* Brief A
Answer these about the writing advice passage:
(i) In Sky Knight, where did the protagonist train before taking to the skies?
(ii) Which show does the writer name as having a protagonist who can do anything and everything?
(iii) According to the note, who does the writer's issue rest with?
* Brief B
Rework the writing advice passage by writing out everything from "I like to balance" down to "solely with Superman.)", with "that show" in place of "Smallville".

== Passage shown ==

When I begin a new story, I stop and think for a moment. Can my character do this? What does my character have to go through to accomplish such a task? In Sky Knight, my protagonist trained for years at an academy before taking to the skies to track down criminals. If she hadn’t trained for so long, the story would have been quite different. It’s good to think about where the character is going and what is needed to make it to the end of the story.

While you might have a good plot line going for you, if your character comes off as all-knowing, it really damages the story. Try to find balance. Have a good build-up, where your character can learn all they need to learn in order to overcome the conflict in the story, and don’t surprise the readers with additional problems halfway through the plot that the character can sudden master because of past studying we were never informed about.

I like to balance this all-knowing problem with having other characters around who all have skills helpful to the plot line. If you have several important characters, give them something to do other than slapping on titles like “the love interest” or “the sidekick” or “the comic relief”. While it’s cool to have a protagonist who can do anything and everything (looking at you, Smallville), it’s more entertaining and believable to have balance amongst your characters.

Happy writing,


(NOTE: I actually LOVE Smallville. My issue rests solely with Superman.)

Over-Explaining a Scene

Let’s talk about heavy explanation in a scene.

===
== Information provided ==

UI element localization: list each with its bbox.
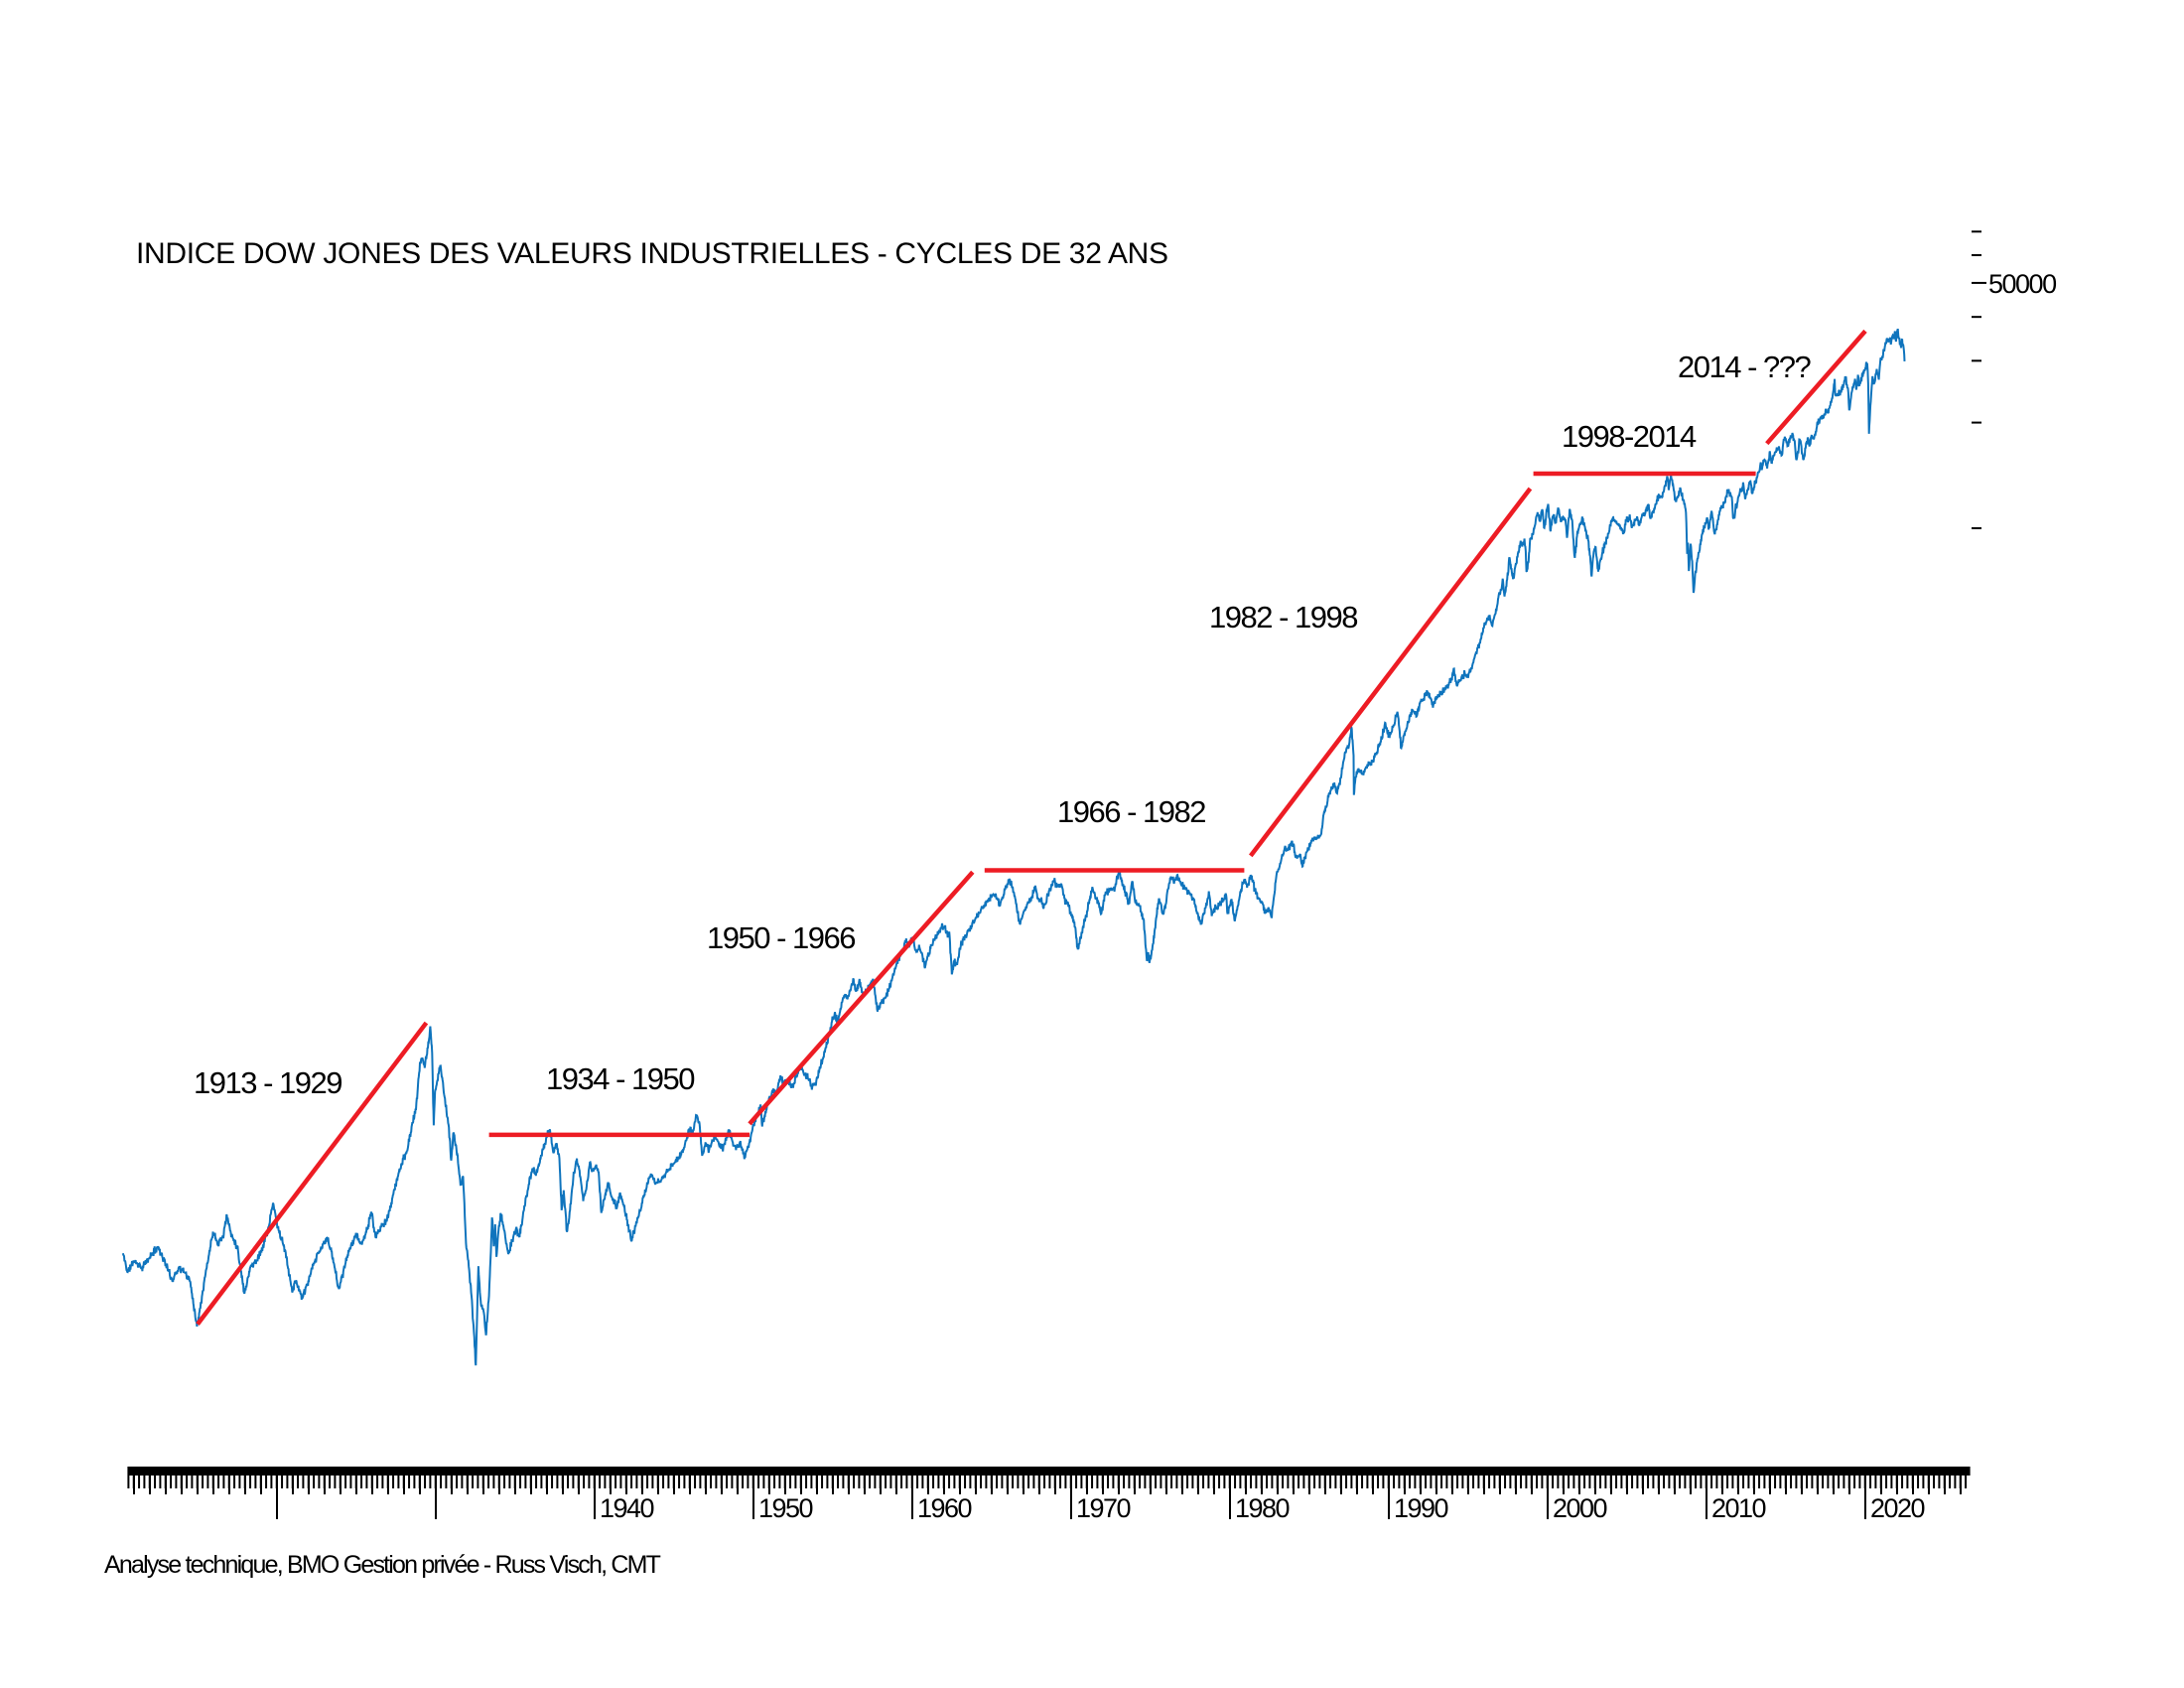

===

* Exercise solution A
(i) At an academy, for years
(ii) Smallville
(iii) Superman

* Exercise solution B
I like to balance this all-knowing problem with having other characters around who all have skills helpful to the plot line. If you have several important characters, give them something to do other than slapping on titles like “the love interest” or “the sidekick” or “the comic relief”. While it’s cool to have a protagonist who can do anything and everything (looking at you, that show), it’s more entertaining and believable to have balance amongst your characters.

Happy writing,


(NOTE: I actually LOVE that show. My issue rests solely with Superman.)